Stated problem => Work out the number of lines with the word "goal" in the material below, then reply with that number only.

##### Dataset records #####

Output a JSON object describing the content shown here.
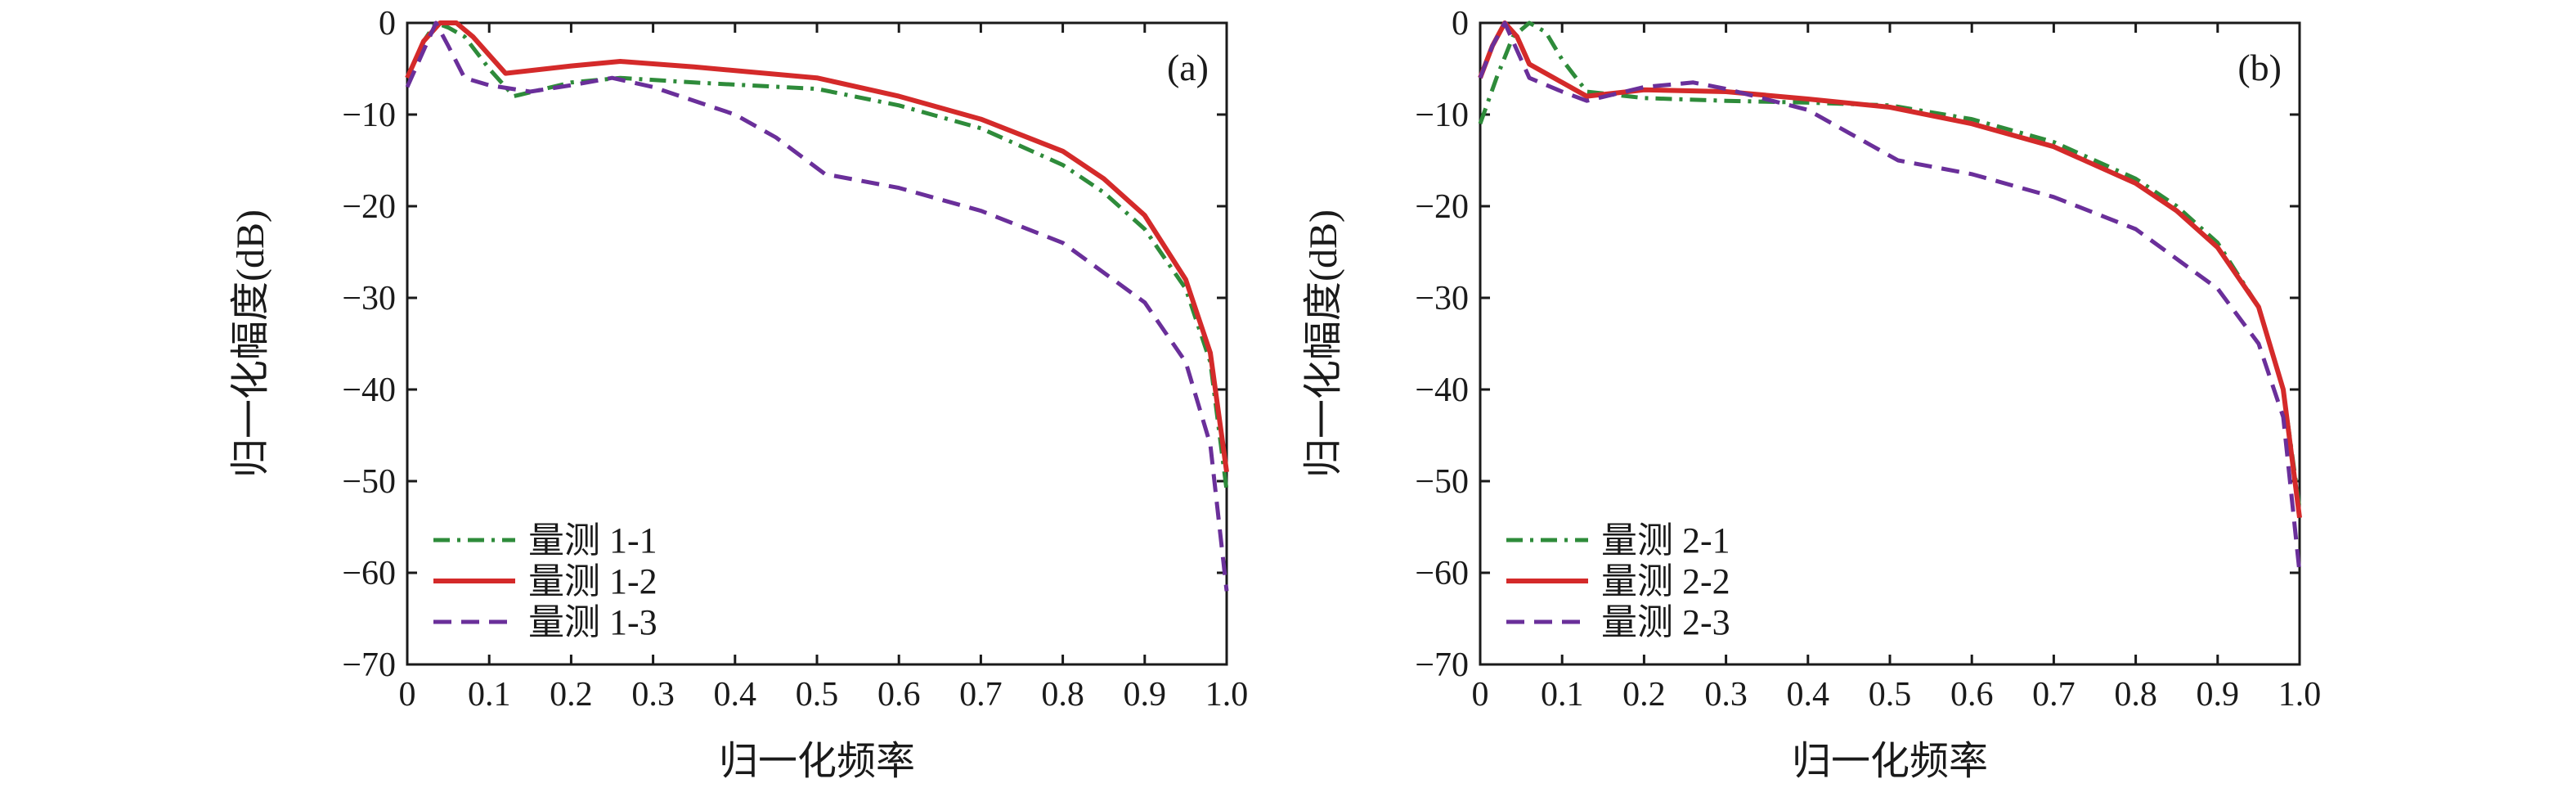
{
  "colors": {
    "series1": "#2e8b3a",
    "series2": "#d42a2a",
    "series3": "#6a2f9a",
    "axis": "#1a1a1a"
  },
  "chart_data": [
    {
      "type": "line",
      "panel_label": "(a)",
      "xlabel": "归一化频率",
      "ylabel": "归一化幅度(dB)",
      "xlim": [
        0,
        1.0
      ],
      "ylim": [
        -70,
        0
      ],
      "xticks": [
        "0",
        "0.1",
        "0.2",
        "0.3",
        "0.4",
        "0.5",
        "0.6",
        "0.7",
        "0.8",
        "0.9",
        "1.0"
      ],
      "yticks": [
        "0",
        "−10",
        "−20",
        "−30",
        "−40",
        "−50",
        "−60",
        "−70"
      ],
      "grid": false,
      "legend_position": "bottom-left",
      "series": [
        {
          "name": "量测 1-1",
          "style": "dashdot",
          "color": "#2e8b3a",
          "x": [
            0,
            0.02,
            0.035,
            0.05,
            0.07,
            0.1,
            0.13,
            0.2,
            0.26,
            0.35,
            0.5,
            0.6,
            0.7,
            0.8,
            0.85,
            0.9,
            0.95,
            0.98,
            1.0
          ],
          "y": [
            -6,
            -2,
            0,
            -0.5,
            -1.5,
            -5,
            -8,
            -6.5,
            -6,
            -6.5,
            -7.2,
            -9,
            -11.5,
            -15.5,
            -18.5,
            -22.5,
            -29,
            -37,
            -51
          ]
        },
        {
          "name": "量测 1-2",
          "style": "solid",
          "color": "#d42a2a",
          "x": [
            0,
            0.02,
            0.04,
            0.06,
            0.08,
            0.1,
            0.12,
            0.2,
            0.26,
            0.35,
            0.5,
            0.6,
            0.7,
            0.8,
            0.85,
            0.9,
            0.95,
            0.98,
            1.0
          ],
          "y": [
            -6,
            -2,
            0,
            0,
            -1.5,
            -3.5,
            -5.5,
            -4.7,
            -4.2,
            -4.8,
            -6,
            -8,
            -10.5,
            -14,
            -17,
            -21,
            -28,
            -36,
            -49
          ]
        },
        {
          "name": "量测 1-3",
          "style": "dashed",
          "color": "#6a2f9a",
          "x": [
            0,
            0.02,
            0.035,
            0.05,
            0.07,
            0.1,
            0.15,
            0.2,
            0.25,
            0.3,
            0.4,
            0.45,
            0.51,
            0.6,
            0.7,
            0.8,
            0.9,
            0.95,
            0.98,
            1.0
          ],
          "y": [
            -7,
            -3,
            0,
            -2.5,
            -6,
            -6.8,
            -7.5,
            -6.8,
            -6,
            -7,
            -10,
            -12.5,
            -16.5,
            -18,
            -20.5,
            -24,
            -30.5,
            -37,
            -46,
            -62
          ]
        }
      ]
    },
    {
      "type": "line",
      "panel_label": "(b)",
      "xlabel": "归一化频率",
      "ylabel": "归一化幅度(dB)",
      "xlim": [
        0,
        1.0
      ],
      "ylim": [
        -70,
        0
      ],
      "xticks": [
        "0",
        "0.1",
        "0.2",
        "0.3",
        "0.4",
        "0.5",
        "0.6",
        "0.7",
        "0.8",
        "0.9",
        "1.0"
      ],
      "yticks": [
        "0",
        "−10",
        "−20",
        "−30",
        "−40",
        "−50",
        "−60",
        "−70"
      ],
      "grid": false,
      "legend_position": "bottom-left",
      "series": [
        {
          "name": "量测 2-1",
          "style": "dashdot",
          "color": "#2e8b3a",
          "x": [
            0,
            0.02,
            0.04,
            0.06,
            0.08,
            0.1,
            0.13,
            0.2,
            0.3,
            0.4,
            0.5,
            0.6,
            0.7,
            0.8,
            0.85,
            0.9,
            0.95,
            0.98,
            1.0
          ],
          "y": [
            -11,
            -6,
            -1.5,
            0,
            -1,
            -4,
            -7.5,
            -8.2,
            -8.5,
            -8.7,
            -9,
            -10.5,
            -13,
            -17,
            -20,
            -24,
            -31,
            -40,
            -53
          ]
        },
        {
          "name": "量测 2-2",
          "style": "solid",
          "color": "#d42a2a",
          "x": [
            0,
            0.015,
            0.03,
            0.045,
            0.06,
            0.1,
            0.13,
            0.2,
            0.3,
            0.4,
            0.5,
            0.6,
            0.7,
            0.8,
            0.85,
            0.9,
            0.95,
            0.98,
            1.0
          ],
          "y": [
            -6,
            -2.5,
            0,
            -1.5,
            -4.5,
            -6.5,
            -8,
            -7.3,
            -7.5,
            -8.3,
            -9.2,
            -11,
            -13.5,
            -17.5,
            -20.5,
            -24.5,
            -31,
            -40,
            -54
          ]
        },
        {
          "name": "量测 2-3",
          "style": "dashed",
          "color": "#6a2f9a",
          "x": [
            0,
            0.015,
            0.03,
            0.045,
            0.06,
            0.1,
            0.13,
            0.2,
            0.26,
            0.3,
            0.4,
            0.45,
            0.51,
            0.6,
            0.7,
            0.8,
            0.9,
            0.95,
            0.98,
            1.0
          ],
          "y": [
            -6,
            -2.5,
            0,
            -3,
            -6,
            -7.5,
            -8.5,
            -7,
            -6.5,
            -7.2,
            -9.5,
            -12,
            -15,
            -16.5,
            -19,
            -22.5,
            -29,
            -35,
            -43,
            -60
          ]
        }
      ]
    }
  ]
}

#####
##### Dataset records #####

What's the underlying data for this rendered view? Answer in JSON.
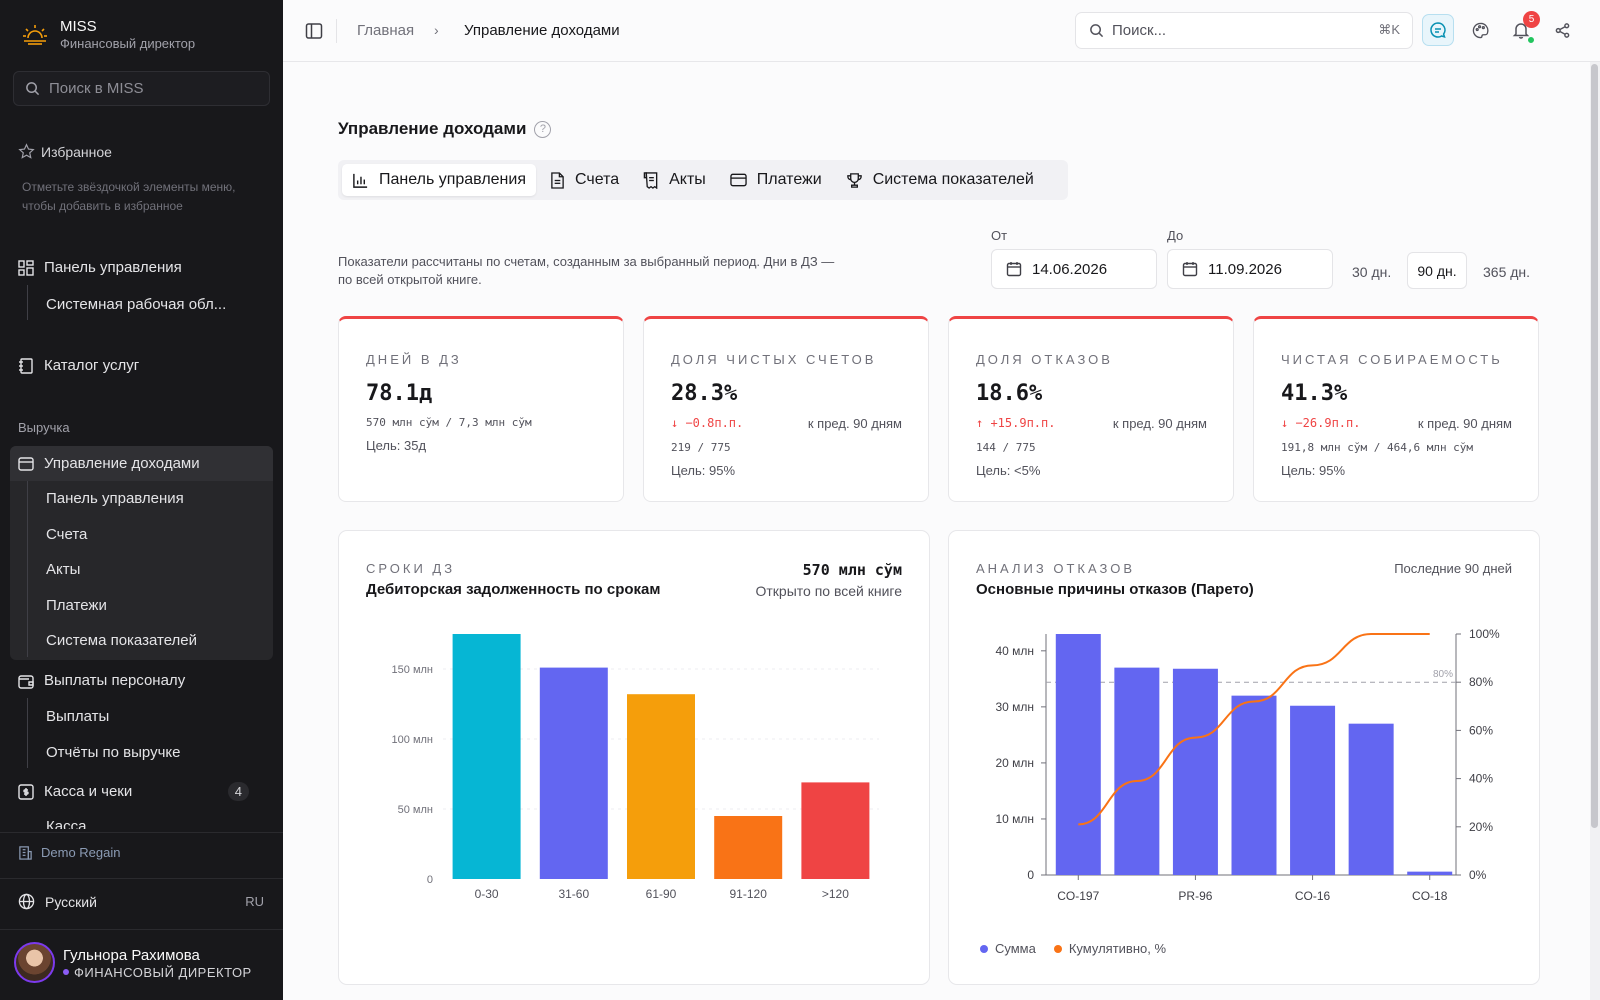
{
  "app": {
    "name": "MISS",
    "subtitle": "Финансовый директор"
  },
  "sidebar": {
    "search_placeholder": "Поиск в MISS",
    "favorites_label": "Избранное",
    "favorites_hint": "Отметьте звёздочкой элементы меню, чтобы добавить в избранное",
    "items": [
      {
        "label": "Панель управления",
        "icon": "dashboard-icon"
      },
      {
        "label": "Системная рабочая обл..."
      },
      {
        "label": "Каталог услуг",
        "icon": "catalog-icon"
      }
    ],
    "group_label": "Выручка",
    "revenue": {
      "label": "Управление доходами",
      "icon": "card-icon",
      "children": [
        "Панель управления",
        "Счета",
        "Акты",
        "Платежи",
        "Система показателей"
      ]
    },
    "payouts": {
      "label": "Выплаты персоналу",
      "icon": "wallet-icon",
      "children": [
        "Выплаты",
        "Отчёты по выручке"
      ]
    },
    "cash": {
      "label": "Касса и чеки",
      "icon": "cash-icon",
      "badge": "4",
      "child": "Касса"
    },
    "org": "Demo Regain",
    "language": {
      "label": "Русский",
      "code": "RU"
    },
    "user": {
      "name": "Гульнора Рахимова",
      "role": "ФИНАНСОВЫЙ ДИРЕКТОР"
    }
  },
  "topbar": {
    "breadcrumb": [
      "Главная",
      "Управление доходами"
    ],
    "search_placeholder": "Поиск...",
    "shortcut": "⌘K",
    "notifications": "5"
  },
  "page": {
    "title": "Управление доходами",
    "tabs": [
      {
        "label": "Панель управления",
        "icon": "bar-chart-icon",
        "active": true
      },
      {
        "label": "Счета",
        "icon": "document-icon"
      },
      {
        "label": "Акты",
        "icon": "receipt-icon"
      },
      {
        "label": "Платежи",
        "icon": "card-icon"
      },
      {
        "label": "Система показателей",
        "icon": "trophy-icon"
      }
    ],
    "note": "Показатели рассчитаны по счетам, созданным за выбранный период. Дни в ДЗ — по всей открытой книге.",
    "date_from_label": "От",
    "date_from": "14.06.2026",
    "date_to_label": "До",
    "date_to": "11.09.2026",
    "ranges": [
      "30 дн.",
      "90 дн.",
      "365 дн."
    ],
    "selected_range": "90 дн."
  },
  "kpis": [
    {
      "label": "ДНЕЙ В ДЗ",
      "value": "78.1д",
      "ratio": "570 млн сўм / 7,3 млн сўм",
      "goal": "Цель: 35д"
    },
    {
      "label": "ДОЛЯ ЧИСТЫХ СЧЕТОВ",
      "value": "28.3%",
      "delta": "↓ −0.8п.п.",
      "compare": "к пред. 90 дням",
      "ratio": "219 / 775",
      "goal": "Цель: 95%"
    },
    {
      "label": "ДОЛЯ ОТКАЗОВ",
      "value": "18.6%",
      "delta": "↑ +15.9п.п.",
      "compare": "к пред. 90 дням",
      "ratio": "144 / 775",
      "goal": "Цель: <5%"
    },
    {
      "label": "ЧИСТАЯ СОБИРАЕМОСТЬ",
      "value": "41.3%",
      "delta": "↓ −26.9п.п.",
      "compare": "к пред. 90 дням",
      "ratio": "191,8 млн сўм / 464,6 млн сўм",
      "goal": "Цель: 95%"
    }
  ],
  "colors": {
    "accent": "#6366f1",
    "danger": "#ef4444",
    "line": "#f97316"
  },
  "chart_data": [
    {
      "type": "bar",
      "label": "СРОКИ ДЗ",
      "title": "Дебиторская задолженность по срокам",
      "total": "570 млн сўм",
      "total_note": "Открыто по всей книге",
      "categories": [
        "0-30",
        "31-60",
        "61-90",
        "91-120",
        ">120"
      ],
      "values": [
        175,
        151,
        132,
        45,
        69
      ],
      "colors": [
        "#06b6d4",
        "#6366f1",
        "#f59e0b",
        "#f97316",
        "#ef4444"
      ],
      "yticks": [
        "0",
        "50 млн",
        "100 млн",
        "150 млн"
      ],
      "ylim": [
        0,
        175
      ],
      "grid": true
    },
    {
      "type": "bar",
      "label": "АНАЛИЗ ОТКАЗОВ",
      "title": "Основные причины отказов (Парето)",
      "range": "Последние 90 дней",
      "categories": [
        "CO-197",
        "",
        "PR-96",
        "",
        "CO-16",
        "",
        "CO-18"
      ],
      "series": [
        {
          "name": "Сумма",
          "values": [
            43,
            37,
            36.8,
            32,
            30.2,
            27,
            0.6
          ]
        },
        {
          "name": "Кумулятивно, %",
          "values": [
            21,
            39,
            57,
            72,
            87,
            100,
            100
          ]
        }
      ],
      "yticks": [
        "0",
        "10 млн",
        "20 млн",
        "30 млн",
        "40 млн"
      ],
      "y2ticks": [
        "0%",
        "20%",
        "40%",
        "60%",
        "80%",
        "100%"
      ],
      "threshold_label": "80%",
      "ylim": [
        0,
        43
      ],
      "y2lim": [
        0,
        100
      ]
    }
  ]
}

#####
##### Dataset records #####

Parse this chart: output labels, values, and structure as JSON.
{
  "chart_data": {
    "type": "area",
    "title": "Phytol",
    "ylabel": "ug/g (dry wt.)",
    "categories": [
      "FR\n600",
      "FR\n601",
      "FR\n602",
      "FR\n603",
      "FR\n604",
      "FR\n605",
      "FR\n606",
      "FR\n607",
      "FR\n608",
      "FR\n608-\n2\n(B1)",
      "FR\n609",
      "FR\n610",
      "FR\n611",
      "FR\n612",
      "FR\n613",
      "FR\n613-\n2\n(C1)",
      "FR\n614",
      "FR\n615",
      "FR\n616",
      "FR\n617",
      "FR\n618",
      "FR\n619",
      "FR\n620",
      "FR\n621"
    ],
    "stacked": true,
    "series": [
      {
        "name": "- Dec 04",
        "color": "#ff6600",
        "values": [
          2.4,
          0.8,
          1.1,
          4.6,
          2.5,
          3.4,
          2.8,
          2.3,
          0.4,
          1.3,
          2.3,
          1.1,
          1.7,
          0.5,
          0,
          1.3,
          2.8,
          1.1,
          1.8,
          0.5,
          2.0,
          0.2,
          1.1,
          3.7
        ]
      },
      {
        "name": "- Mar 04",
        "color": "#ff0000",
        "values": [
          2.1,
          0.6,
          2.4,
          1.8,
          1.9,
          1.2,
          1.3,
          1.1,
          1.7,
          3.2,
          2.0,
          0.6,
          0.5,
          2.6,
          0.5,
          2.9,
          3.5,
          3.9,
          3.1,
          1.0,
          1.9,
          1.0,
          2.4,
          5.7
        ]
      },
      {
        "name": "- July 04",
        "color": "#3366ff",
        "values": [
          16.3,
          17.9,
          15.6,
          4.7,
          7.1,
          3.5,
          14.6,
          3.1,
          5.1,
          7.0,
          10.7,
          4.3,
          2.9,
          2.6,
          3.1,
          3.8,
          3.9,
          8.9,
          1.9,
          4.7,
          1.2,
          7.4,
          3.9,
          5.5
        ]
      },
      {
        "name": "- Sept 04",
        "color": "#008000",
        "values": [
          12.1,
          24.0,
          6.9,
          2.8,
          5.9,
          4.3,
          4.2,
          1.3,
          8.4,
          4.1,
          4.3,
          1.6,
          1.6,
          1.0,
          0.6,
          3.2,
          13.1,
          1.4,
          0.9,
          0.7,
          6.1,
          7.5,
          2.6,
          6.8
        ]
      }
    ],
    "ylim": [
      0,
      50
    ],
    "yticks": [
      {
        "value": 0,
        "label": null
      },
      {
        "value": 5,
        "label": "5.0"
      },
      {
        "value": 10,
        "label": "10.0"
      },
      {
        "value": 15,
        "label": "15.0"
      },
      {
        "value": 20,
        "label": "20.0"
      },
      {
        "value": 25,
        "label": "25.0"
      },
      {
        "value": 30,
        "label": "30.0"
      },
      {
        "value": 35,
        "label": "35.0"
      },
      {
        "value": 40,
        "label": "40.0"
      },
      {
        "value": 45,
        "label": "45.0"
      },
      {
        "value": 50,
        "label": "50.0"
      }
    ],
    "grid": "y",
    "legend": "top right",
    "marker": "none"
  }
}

#####

Response => 4